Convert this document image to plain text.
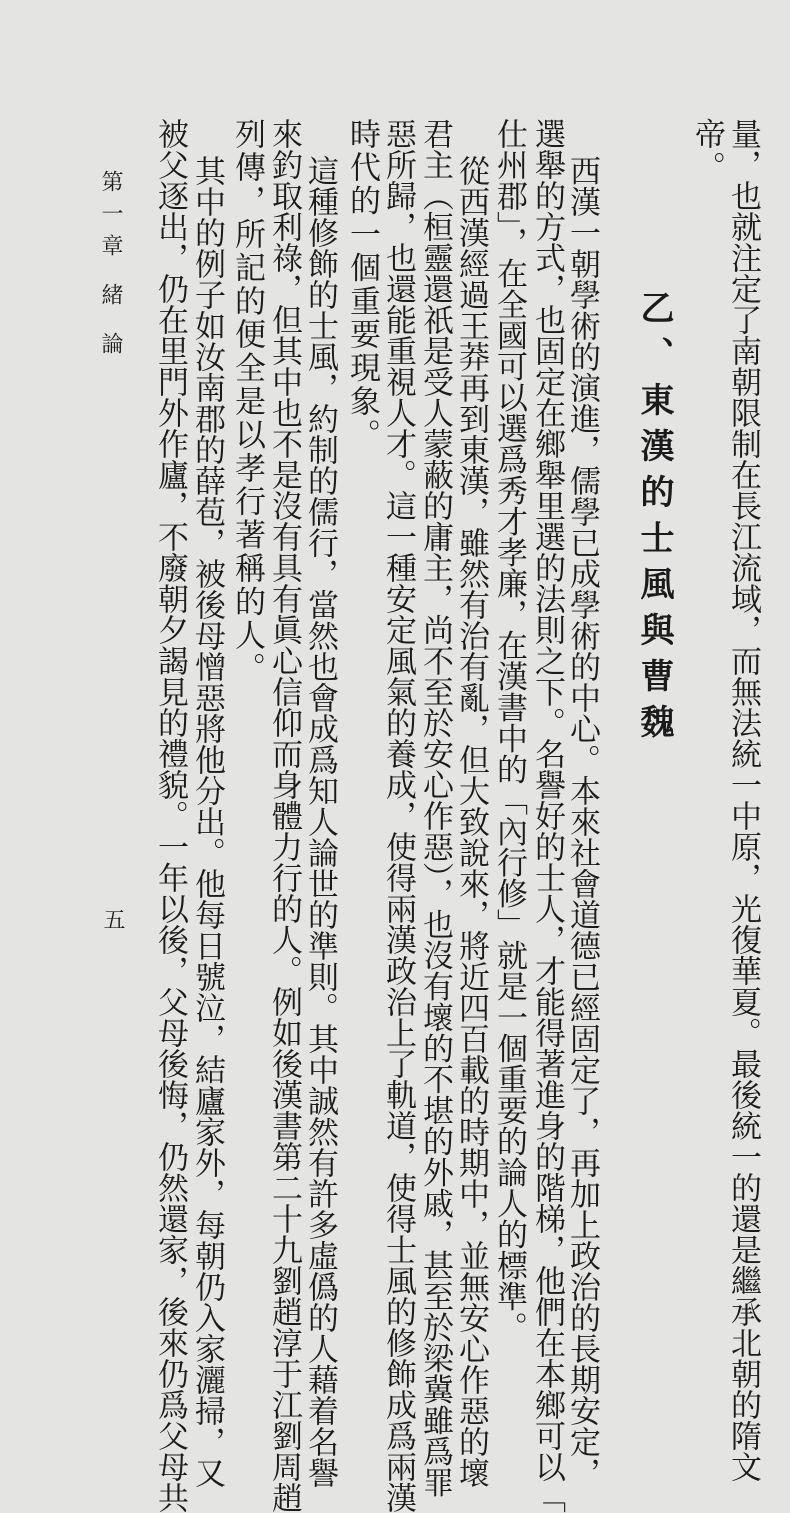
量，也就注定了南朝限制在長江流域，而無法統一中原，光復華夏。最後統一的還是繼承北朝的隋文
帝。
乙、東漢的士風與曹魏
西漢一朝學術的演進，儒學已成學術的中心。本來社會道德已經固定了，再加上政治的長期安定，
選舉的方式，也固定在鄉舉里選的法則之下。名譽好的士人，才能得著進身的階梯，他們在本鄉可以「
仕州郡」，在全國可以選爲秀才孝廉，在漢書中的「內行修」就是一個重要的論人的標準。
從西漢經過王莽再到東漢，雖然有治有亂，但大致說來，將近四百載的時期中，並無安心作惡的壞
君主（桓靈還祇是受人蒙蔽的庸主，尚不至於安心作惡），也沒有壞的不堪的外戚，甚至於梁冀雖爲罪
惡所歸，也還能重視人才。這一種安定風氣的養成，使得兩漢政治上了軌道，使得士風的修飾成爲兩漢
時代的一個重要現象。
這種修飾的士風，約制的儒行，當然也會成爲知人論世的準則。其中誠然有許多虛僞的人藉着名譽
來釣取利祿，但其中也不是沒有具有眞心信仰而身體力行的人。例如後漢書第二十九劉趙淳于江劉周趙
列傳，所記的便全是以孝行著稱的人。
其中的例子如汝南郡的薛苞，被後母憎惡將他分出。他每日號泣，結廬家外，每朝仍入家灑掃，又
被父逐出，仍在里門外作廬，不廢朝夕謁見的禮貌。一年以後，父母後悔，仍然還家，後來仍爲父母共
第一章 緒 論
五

[What is being asked]:
Your task is to reproduce all of the material exactly. The pictures stay out.

[Answer in full]:
Convert this document image to plain text.
量，也就注定了南朝限制在長江流域，而無法統一中原，光復華夏。最後統一的還是繼承北朝的隋文
帝。
乙、東漢的士風與曹魏
西漢一朝學術的演進，儒學已成學術的中心。本來社會道德已經固定了，再加上政治的長期安定，
選舉的方式，也固定在鄉舉里選的法則之下。名譽好的士人，才能得著進身的階梯，他們在本鄉可以「
仕州郡」，在全國可以選爲秀才孝廉，在漢書中的「內行修」就是一個重要的論人的標準。
從西漢經過王莽再到東漢，雖然有治有亂，但大致說來，將近四百載的時期中，並無安心作惡的壞
君主（桓靈還祇是受人蒙蔽的庸主，尚不至於安心作惡），也沒有壞的不堪的外戚，甚至於梁冀雖爲罪
惡所歸，也還能重視人才。這一種安定風氣的養成，使得兩漢政治上了軌道，使得士風的修飾成爲兩漢
時代的一個重要現象。
這種修飾的士風，約制的儒行，當然也會成爲知人論世的準則。其中誠然有許多虛僞的人藉着名譽
來釣取利祿，但其中也不是沒有具有眞心信仰而身體力行的人。例如後漢書第二十九劉趙淳于江劉周趙
列傳，所記的便全是以孝行著稱的人。
其中的例子如汝南郡的薛苞，被後母憎惡將他分出。他每日號泣，結廬家外，每朝仍入家灑掃，又
被父逐出，仍在里門外作廬，不廢朝夕謁見的禮貌。一年以後，父母後悔，仍然還家，後來仍爲父母共
第一章 緒 論
五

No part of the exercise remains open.